▸ **WORK REQUIRED**:
Please output every line of the material as it stands, without the pictures.

▸ **PROVIDED ENTRIES**:
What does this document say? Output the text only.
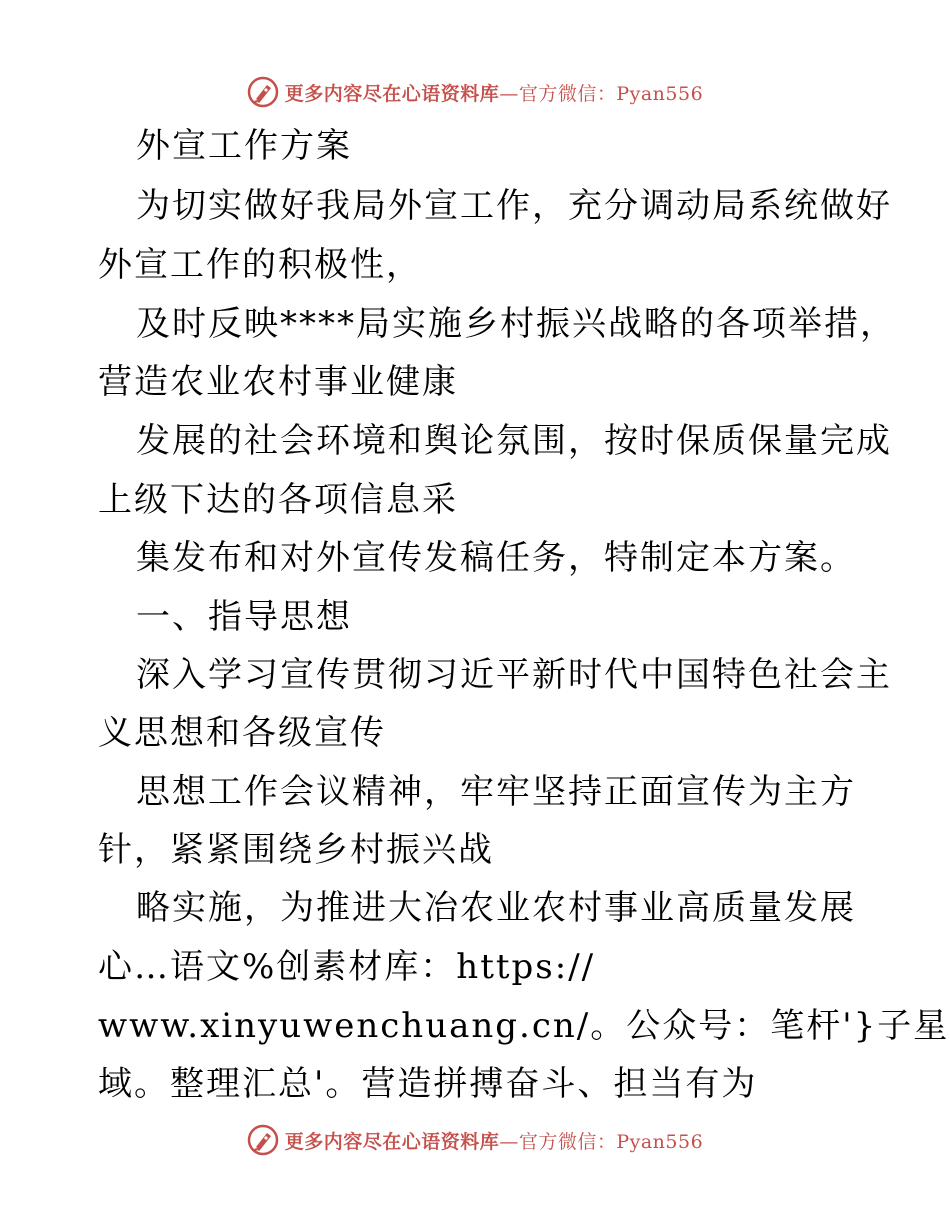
更多内容尽在心语资料库—官方微信：Pyan556
外宣工作方案
为切实做好我局外宣工作，充分调动局系统做好
外宣工作的积极性，
及时反映****局实施乡村振兴战略的各项举措，
营造农业农村事业健康
发展的社会环境和舆论氛围，按时保质保量完成
上级下达的各项信息采
集发布和对外宣传发稿任务，特制定本方案。
一、指导思想
深入学习宣传贯彻习近平新时代中国特色社会主
义思想和各级宣传
思想工作会议精神，牢牢坚持正面宣传为主方
针，紧紧围绕乡村振兴战
略实施，为推进大冶农业农村事业高质量发展
心…语文%创素材库：https://
www.xinyuwenchuang.cn/。公众号：笔杆'}子星
域。整理汇总'。营造拼搏奋斗、担当有为
更多内容尽在心语资料库—官方微信：Pyan556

▸ **OUTPUT BELOW**:
What does this document say? Output the text only.
更多内容尽在心语资料库—官方微信：Pyan556
外宣工作方案
为切实做好我局外宣工作，充分调动局系统做好
外宣工作的积极性，
及时反映****局实施乡村振兴战略的各项举措，
营造农业农村事业健康
发展的社会环境和舆论氛围，按时保质保量完成
上级下达的各项信息采
集发布和对外宣传发稿任务，特制定本方案。
一、指导思想
深入学习宣传贯彻习近平新时代中国特色社会主
义思想和各级宣传
思想工作会议精神，牢牢坚持正面宣传为主方
针，紧紧围绕乡村振兴战
略实施，为推进大冶农业农村事业高质量发展
心…语文%创素材库：https://
www.xinyuwenchuang.cn/。公众号：笔杆'}子星
域。整理汇总'。营造拼搏奋斗、担当有为
更多内容尽在心语资料库—官方微信：Pyan556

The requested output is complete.